What is being asked ▸ Note each line where "label" appears, and copy it.

>> start Records for the task

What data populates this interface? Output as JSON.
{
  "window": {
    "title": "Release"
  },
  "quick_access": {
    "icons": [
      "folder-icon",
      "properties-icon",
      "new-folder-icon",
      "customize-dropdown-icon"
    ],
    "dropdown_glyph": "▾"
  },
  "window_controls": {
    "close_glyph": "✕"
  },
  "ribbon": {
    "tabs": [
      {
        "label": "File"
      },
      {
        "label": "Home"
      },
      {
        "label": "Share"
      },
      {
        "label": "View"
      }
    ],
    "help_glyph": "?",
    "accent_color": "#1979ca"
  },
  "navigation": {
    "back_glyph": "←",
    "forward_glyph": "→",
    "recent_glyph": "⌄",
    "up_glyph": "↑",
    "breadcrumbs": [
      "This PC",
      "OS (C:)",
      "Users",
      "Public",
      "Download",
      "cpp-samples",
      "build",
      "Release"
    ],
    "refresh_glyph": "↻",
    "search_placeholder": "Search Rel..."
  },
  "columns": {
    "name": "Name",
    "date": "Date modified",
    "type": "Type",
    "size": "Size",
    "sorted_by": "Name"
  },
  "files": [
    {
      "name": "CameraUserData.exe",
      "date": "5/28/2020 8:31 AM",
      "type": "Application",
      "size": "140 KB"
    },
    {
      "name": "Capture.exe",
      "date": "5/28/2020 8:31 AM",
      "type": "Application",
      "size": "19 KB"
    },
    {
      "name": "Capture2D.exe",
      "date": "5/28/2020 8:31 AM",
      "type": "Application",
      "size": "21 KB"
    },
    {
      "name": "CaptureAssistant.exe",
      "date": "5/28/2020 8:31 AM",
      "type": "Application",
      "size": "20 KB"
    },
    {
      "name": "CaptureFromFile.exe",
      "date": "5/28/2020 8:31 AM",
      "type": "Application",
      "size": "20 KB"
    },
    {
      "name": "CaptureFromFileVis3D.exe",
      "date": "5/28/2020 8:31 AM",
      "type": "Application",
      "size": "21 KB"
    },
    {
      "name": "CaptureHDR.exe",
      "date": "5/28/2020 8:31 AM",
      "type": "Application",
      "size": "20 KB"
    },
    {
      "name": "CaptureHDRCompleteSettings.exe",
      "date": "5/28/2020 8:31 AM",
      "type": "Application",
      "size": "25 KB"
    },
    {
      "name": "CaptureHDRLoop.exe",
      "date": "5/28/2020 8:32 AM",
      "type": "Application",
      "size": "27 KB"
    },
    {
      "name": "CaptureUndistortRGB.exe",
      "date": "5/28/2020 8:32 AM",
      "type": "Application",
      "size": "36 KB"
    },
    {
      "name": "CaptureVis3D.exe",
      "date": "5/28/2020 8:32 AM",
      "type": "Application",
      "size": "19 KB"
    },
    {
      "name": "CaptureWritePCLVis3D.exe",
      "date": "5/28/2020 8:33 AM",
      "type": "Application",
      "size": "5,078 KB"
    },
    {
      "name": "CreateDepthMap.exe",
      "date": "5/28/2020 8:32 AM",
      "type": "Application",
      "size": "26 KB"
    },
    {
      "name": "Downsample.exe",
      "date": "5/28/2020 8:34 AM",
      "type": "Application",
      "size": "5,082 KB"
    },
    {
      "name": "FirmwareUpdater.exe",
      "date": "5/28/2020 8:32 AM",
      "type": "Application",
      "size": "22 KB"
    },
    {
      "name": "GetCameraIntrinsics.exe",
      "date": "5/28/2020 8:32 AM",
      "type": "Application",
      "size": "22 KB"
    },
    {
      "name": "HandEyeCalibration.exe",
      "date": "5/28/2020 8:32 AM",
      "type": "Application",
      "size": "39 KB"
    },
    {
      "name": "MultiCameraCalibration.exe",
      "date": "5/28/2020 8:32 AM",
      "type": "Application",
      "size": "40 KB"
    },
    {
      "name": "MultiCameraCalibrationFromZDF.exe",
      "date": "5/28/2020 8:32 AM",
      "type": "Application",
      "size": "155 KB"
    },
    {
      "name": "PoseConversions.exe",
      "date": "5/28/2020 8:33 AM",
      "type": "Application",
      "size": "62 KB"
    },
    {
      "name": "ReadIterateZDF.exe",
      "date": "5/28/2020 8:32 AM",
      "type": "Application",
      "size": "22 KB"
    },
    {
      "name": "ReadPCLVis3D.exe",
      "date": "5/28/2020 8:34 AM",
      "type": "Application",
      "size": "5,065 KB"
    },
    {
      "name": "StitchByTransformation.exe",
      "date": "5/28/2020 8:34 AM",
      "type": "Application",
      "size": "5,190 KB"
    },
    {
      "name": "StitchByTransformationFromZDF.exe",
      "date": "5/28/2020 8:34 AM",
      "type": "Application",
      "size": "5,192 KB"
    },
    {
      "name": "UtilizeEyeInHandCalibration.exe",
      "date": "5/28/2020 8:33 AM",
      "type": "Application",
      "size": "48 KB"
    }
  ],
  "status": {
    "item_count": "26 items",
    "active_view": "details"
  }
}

>> end Records for the task

Correct answer ▸
        "label": "File"
        "label": "Home"
        "label": "Share"
        "label": "View"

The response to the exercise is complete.